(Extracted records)
═══

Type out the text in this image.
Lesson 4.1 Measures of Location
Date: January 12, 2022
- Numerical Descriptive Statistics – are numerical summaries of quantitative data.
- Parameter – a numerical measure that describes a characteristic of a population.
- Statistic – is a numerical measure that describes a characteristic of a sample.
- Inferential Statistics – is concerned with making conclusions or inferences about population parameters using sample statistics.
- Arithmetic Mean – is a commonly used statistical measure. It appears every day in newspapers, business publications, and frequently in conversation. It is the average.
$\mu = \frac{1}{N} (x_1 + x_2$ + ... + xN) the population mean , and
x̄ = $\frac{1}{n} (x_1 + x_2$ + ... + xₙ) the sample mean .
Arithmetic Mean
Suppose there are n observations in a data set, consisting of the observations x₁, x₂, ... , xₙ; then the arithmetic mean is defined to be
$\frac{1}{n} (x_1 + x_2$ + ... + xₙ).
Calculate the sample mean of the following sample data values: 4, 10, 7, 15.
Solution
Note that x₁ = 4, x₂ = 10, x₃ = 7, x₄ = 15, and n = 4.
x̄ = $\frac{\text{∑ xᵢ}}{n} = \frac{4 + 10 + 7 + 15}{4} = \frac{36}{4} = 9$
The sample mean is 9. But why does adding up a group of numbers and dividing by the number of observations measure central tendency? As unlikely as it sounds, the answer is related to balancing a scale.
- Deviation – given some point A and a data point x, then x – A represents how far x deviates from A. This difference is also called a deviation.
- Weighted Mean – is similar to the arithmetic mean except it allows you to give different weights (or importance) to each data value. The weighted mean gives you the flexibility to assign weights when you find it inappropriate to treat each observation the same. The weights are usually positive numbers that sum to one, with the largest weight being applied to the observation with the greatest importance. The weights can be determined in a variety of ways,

═══

*Aim:*
In the records above, locate the lines holding the word "numerical". Copy each of them.

*Written reply:*
- Numerical Descriptive Statistics – are numerical summaries of quantitative data.
- Parameter – a numerical measure that describes a characteristic of a population.
- Statistic – is a numerical measure that describes a characteristic of a sample.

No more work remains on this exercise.